### WHAT TO WORK ON
Show every line containing "value" by copying it.

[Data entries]
•••••
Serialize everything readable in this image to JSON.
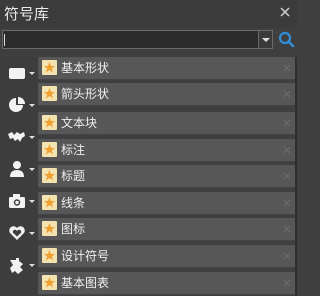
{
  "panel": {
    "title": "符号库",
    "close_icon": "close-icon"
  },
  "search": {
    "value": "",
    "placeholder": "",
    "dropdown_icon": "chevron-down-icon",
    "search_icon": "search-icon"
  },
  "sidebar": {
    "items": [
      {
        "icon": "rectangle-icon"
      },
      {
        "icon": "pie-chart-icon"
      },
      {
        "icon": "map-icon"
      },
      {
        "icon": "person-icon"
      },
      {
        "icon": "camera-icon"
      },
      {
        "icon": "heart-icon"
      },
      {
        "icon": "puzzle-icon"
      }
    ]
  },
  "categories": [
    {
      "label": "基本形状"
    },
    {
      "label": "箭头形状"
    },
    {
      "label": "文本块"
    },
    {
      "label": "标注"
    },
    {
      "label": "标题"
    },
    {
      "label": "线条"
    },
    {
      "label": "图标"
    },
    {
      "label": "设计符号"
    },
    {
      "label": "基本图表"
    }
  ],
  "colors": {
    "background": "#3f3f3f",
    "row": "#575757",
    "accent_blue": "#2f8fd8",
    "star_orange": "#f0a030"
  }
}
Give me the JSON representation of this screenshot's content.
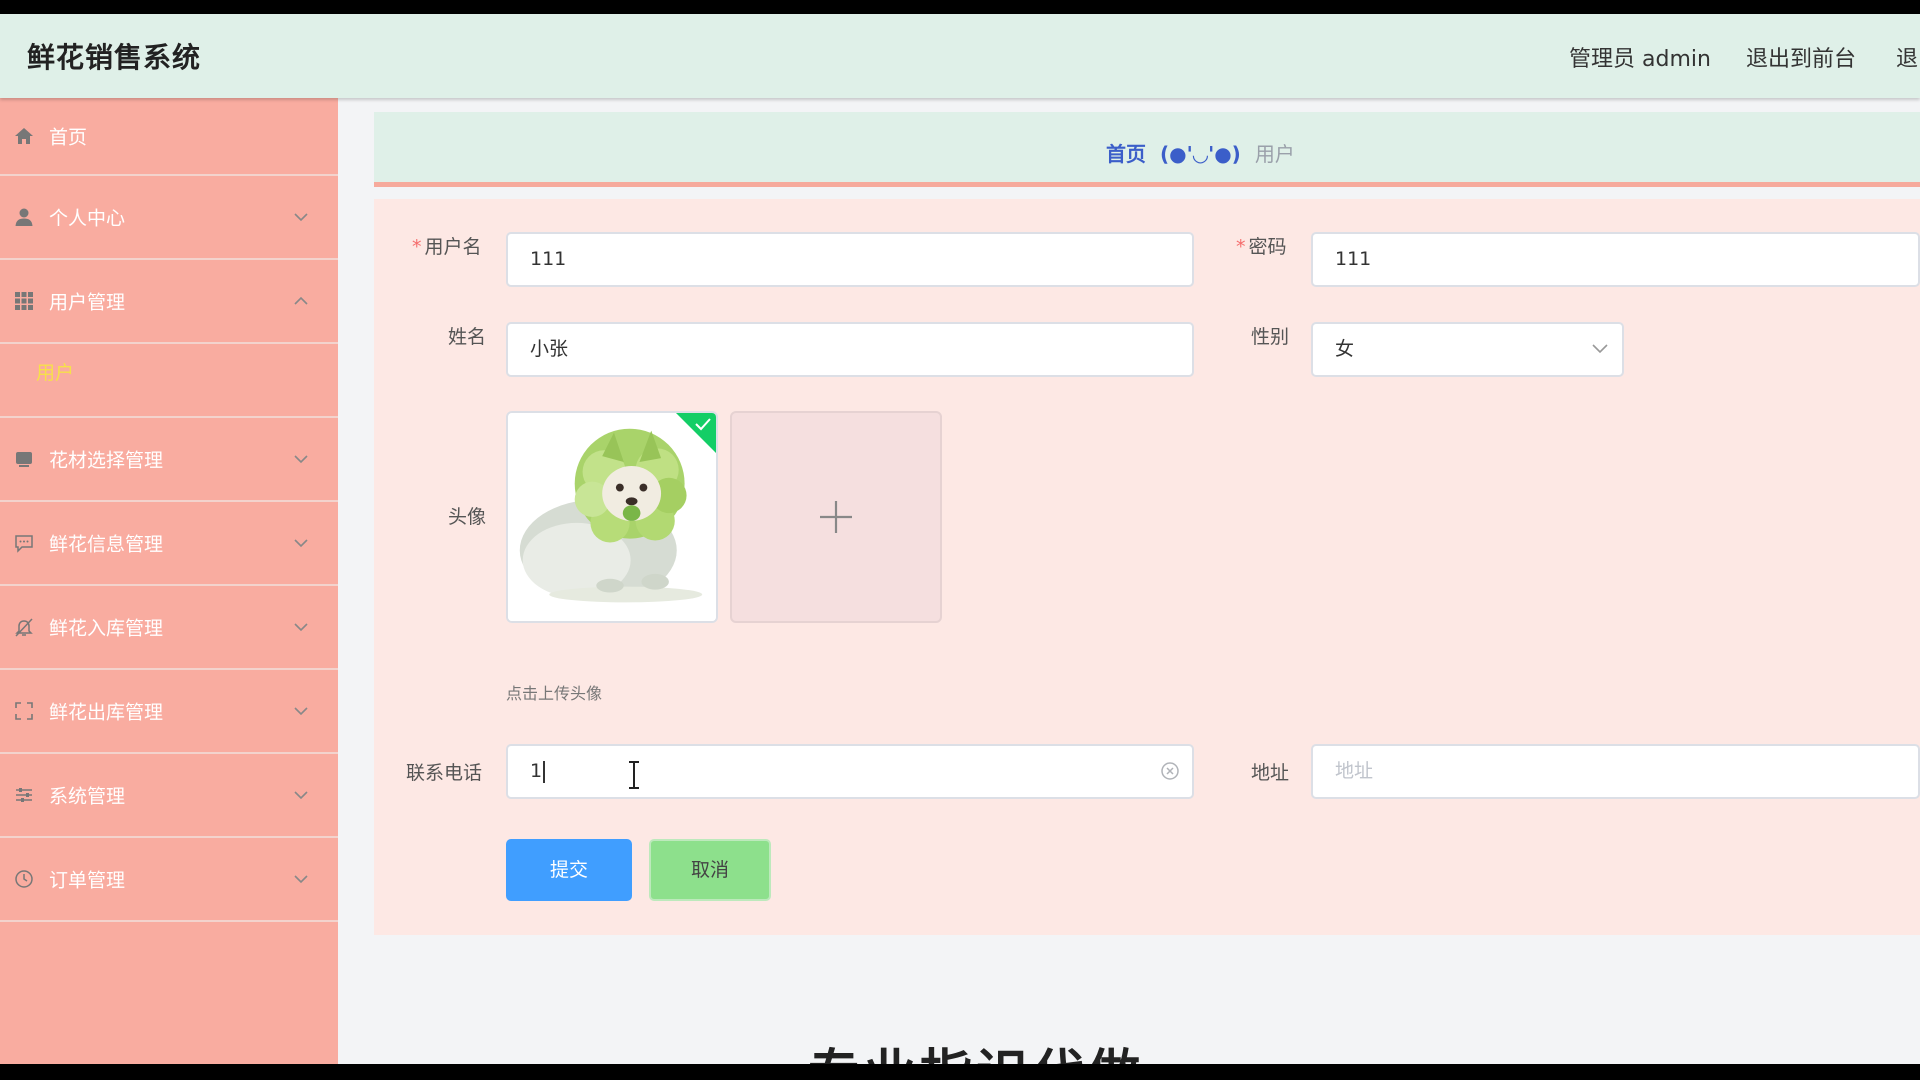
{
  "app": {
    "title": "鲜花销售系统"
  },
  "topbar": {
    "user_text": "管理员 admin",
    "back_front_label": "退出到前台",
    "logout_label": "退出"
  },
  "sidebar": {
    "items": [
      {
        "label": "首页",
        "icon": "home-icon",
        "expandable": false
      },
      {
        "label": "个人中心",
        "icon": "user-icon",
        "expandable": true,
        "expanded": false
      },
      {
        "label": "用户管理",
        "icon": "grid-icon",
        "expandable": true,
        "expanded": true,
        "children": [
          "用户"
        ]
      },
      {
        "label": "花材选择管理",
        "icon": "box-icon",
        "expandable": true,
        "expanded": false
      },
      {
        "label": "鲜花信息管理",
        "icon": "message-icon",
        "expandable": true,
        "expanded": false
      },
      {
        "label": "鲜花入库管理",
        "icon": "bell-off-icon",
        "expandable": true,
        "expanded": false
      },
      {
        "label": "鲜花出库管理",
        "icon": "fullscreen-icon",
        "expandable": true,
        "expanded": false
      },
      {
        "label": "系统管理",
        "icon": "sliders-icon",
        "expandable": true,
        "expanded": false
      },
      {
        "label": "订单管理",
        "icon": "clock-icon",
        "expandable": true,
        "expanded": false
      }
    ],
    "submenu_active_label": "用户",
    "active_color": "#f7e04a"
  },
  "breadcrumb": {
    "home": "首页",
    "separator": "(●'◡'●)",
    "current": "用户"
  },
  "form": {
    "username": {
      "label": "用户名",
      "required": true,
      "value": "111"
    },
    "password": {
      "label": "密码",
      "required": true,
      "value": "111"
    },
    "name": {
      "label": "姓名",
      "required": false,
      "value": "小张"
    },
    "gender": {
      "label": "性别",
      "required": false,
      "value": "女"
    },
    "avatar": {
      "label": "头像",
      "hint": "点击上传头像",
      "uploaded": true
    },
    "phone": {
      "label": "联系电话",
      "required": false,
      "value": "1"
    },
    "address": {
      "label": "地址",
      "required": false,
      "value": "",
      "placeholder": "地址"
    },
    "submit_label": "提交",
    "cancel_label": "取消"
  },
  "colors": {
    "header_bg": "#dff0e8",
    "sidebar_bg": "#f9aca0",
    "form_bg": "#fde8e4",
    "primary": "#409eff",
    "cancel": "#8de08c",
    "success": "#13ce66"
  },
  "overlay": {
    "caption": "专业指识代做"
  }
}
•••••
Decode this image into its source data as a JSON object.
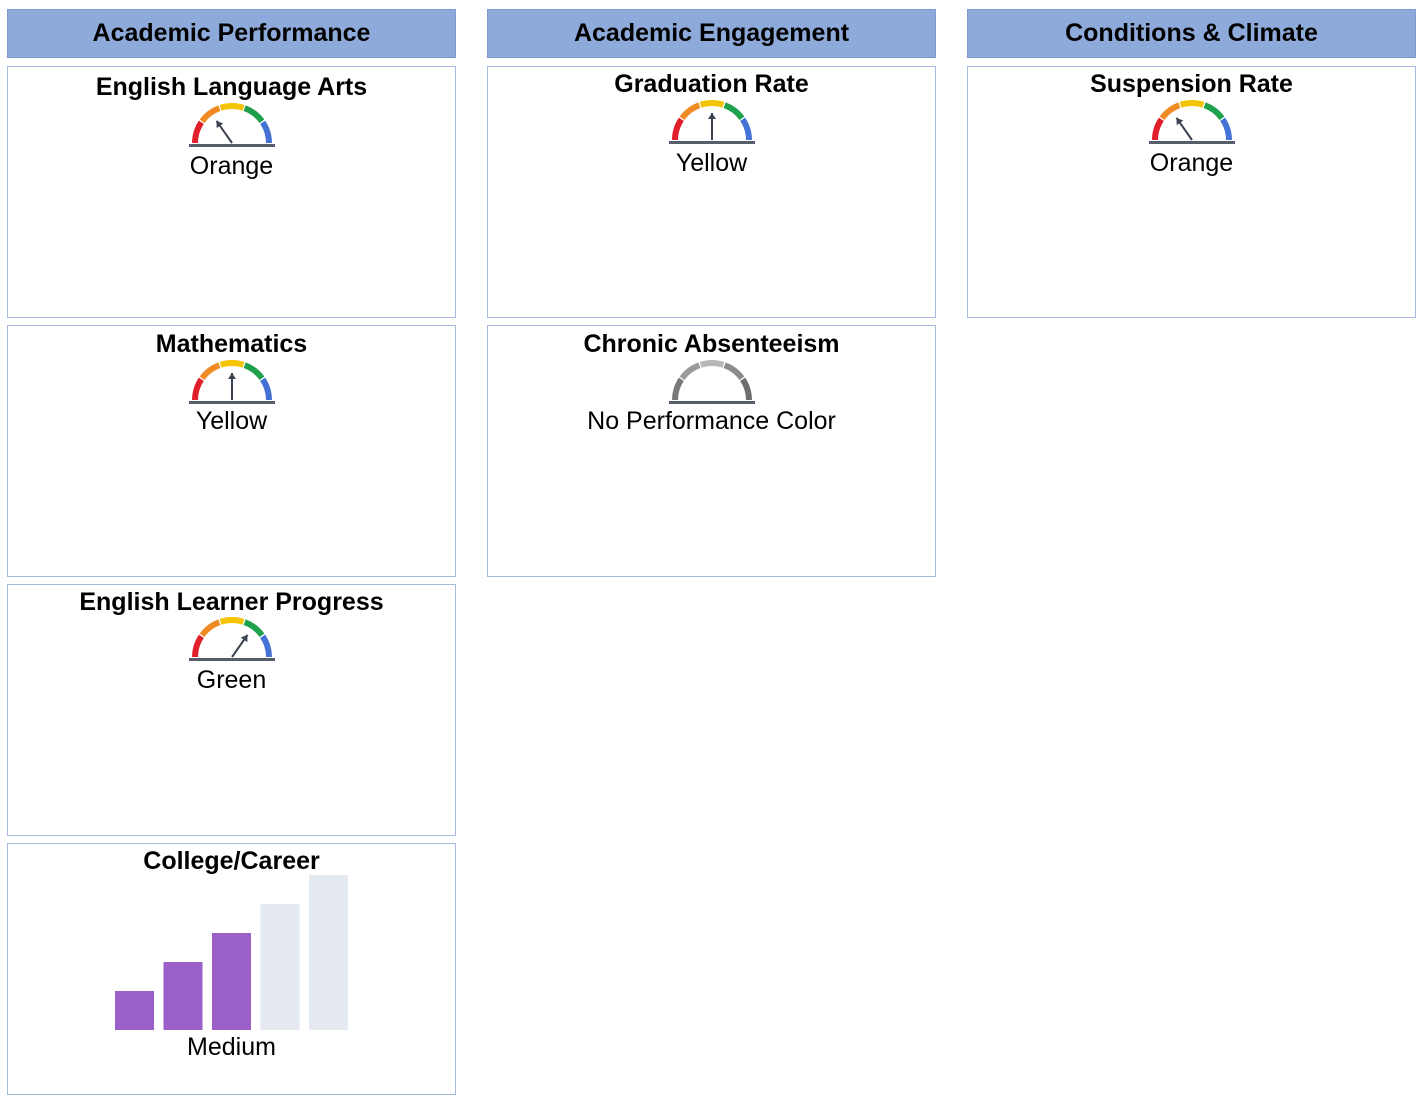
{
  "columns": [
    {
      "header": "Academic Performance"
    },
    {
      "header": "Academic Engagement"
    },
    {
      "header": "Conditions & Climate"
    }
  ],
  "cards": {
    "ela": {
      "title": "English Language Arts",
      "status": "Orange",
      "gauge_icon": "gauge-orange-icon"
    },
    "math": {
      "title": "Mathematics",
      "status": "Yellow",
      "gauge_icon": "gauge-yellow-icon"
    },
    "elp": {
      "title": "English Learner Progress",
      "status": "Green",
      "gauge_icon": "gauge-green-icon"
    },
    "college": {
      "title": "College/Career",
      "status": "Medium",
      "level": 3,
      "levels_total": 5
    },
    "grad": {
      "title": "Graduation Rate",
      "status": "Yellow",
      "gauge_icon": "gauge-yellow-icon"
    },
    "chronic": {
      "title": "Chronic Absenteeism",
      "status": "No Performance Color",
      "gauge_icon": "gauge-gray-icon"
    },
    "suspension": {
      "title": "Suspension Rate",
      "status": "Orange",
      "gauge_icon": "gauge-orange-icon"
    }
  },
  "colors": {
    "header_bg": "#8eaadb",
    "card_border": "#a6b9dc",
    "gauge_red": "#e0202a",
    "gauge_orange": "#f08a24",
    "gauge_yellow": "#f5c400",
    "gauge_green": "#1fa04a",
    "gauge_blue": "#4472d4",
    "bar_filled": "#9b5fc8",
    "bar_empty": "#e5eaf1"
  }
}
•••••
### EXERCISE ANSWER
    "value": "",
      "value": "111"
      "value": "111"
      "value": "小张"
      "value": "女"
      "value": "1"
      "value": "",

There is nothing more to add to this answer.